----- AVAILABLE DATA -----

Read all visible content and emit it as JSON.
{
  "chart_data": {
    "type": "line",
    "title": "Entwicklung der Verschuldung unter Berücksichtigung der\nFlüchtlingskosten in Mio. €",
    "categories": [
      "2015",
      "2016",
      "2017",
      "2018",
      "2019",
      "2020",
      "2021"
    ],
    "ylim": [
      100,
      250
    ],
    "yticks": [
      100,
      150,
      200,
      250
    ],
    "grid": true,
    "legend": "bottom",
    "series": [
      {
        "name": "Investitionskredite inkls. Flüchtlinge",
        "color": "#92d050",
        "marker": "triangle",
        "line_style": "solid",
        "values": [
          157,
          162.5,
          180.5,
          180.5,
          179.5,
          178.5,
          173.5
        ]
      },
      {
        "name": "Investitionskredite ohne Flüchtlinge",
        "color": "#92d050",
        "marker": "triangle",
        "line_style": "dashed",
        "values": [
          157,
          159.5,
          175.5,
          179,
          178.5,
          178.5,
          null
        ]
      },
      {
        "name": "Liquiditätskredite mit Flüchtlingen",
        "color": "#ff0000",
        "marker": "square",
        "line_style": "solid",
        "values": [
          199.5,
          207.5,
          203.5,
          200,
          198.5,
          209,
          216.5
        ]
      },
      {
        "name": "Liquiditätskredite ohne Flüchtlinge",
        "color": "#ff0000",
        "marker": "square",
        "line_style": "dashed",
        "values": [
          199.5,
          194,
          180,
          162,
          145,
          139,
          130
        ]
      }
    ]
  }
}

-----

- **PROBLEM DESCRIPTION**: Quote all the records. Keep every word exact.

- **WORKED ANSWER**:
Read all visible content and emit it as JSON.
{
  "chart_data": {
    "type": "line",
    "title": "Entwicklung der Verschuldung unter Berücksichtigung der\nFlüchtlingskosten in Mio. €",
    "categories": [
      "2015",
      "2016",
      "2017",
      "2018",
      "2019",
      "2020",
      "2021"
    ],
    "ylim": [
      100,
      250
    ],
    "yticks": [
      100,
      150,
      200,
      250
    ],
    "grid": true,
    "legend": "bottom",
    "series": [
      {
        "name": "Investitionskredite inkls. Flüchtlinge",
        "color": "#92d050",
        "marker": "triangle",
        "line_style": "solid",
        "values": [
          157,
          162.5,
          180.5,
          180.5,
          179.5,
          178.5,
          173.5
        ]
      },
      {
        "name": "Investitionskredite ohne Flüchtlinge",
        "color": "#92d050",
        "marker": "triangle",
        "line_style": "dashed",
        "values": [
          157,
          159.5,
          175.5,
          179,
          178.5,
          178.5,
          null
        ]
      },
      {
        "name": "Liquiditätskredite mit Flüchtlingen",
        "color": "#ff0000",
        "marker": "square",
        "line_style": "solid",
        "values": [
          199.5,
          207.5,
          203.5,
          200,
          198.5,
          209,
          216.5
        ]
      },
      {
        "name": "Liquiditätskredite ohne Flüchtlinge",
        "color": "#ff0000",
        "marker": "square",
        "line_style": "dashed",
        "values": [
          199.5,
          194,
          180,
          162,
          145,
          139,
          130
        ]
      }
    ]
  }
}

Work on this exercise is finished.